[Structured figure records]
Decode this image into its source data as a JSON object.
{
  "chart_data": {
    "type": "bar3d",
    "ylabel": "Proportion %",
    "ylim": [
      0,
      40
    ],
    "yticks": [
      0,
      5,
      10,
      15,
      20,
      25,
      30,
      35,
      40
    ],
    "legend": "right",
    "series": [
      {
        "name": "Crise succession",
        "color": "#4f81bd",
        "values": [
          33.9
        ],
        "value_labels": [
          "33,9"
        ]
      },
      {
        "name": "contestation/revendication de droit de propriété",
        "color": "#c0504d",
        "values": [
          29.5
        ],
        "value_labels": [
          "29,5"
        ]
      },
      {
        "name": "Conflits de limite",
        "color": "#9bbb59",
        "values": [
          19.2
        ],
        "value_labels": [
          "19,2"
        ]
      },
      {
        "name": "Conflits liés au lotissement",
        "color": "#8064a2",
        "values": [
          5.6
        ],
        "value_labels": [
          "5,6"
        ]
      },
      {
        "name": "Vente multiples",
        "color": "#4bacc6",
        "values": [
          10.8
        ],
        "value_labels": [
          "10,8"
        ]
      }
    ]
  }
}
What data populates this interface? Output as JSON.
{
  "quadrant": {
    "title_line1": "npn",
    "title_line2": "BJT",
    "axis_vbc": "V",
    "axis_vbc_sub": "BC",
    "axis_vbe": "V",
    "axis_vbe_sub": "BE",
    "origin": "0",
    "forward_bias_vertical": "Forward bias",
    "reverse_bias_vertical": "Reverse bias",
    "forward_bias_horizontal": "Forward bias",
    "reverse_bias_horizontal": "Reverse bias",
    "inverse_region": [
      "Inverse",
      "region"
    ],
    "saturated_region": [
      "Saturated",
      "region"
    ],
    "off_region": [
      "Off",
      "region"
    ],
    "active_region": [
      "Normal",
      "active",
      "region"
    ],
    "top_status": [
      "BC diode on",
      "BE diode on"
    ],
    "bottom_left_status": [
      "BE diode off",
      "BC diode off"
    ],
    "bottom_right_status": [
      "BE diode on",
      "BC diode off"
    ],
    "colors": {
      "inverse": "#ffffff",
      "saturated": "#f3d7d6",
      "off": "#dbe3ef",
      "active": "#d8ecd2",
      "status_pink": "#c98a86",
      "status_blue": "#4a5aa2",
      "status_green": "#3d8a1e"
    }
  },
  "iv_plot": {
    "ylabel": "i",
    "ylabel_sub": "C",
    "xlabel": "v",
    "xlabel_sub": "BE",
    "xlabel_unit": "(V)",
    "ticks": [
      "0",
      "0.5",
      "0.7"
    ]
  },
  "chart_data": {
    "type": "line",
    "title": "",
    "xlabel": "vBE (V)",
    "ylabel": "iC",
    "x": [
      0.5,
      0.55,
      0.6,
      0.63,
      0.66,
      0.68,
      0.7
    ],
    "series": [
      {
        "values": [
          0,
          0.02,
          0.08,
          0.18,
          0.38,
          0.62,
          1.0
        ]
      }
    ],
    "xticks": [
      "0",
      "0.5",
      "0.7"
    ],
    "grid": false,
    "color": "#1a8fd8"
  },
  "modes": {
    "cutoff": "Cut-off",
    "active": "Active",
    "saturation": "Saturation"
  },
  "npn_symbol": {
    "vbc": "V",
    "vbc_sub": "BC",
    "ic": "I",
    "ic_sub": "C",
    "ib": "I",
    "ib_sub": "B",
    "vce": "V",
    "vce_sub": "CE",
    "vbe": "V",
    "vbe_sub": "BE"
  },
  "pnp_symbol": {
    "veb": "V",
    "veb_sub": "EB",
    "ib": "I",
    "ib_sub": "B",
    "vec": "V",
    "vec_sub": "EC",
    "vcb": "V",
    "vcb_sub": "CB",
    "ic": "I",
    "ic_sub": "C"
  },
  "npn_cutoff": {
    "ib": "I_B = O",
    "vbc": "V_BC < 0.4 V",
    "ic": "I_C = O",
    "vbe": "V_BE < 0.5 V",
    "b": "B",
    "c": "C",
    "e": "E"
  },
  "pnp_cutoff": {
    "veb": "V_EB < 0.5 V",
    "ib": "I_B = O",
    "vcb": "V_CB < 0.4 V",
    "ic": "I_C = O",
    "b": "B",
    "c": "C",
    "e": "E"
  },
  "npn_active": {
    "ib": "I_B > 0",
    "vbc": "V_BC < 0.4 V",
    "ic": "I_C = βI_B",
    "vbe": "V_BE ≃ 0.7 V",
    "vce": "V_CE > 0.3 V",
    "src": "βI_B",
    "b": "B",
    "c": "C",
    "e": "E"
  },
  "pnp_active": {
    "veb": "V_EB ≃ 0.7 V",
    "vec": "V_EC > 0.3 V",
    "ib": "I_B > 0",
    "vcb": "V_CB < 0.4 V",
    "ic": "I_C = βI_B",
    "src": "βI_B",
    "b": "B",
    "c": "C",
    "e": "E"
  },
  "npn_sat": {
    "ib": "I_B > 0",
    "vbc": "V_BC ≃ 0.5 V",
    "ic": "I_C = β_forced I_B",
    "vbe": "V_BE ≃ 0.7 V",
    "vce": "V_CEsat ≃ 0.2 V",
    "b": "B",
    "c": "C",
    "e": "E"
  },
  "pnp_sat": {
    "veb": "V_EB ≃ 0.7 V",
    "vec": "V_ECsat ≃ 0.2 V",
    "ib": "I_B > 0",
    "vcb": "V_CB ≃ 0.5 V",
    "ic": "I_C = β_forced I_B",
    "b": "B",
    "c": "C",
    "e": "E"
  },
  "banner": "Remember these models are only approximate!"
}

Exercise: Check all the records above and select each line where the string "Conflits" is found.

Task answer:
        "name": "Conflits de limite",
        "name": "Conflits liés au lotissement",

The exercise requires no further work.